### AVAILABLE DATA

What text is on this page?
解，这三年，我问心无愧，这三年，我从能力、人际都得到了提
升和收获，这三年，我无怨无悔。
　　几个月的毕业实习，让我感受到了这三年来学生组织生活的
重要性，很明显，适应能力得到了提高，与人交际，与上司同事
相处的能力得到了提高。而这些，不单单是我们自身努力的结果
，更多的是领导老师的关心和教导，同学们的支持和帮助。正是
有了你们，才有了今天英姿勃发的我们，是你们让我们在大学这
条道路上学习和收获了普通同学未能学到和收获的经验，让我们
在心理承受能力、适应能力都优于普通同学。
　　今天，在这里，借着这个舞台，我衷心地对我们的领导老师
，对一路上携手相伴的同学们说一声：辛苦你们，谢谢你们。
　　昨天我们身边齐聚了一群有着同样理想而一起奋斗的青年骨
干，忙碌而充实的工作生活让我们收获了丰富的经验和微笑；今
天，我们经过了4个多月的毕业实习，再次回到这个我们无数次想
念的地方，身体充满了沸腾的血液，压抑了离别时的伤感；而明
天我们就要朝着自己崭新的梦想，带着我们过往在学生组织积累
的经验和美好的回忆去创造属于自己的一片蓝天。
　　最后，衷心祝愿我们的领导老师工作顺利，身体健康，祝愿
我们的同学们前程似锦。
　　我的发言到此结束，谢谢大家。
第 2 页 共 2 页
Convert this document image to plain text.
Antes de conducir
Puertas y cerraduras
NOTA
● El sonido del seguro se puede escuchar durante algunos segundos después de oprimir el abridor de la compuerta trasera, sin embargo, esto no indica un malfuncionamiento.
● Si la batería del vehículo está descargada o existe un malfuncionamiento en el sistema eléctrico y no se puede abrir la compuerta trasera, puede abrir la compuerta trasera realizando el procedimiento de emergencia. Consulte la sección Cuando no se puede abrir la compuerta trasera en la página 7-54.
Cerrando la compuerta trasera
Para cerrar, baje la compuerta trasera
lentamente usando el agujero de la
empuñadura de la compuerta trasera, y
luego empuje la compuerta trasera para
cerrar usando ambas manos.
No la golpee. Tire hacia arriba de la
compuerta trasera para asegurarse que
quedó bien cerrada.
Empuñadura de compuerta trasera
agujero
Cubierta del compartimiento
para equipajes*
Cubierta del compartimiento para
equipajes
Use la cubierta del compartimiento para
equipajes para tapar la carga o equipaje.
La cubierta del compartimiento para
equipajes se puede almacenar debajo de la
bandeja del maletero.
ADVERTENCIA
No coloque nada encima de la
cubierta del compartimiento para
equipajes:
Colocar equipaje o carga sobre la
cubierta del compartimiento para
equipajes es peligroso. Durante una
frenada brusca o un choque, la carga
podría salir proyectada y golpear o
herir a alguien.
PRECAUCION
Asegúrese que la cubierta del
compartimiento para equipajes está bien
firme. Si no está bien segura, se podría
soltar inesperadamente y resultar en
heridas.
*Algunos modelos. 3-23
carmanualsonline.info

### TASK PROMPT
Write out every line of the records exactly.

### ANSWER
What text is on this page?
解，这三年，我问心无愧，这三年，我从能力、人际都得到了提
升和收获，这三年，我无怨无悔。
　　几个月的毕业实习，让我感受到了这三年来学生组织生活的
重要性，很明显，适应能力得到了提高，与人交际，与上司同事
相处的能力得到了提高。而这些，不单单是我们自身努力的结果
，更多的是领导老师的关心和教导，同学们的支持和帮助。正是
有了你们，才有了今天英姿勃发的我们，是你们让我们在大学这
条道路上学习和收获了普通同学未能学到和收获的经验，让我们
在心理承受能力、适应能力都优于普通同学。
　　今天，在这里，借着这个舞台，我衷心地对我们的领导老师
，对一路上携手相伴的同学们说一声：辛苦你们，谢谢你们。
　　昨天我们身边齐聚了一群有着同样理想而一起奋斗的青年骨
干，忙碌而充实的工作生活让我们收获了丰富的经验和微笑；今
天，我们经过了4个多月的毕业实习，再次回到这个我们无数次想
念的地方，身体充满了沸腾的血液，压抑了离别时的伤感；而明
天我们就要朝着自己崭新的梦想，带着我们过往在学生组织积累
的经验和美好的回忆去创造属于自己的一片蓝天。
　　最后，衷心祝愿我们的领导老师工作顺利，身体健康，祝愿
我们的同学们前程似锦。
　　我的发言到此结束，谢谢大家。
第 2 页 共 2 页
Convert this document image to plain text.
Antes de conducir
Puertas y cerraduras
NOTA
● El sonido del seguro se puede escuchar durante algunos segundos después de oprimir el abridor de la compuerta trasera, sin embargo, esto no indica un malfuncionamiento.
● Si la batería del vehículo está descargada o existe un malfuncionamiento en el sistema eléctrico y no se puede abrir la compuerta trasera, puede abrir la compuerta trasera realizando el procedimiento de emergencia. Consulte la sección Cuando no se puede abrir la compuerta trasera en la página 7-54.
Cerrando la compuerta trasera
Para cerrar, baje la compuerta trasera
lentamente usando el agujero de la
empuñadura de la compuerta trasera, y
luego empuje la compuerta trasera para
cerrar usando ambas manos.
No la golpee. Tire hacia arriba de la
compuerta trasera para asegurarse que
quedó bien cerrada.
Empuñadura de compuerta trasera
agujero
Cubierta del compartimiento
para equipajes*
Cubierta del compartimiento para
equipajes
Use la cubierta del compartimiento para
equipajes para tapar la carga o equipaje.
La cubierta del compartimiento para
equipajes se puede almacenar debajo de la
bandeja del maletero.
ADVERTENCIA
No coloque nada encima de la
cubierta del compartimiento para
equipajes:
Colocar equipaje o carga sobre la
cubierta del compartimiento para
equipajes es peligroso. Durante una
frenada brusca o un choque, la carga
podría salir proyectada y golpear o
herir a alguien.
PRECAUCION
Asegúrese que la cubierta del
compartimiento para equipajes está bien
firme. Si no está bien segura, se podría
soltar inesperadamente y resultar en
heridas.
*Algunos modelos. 3-23
carmanualsonline.info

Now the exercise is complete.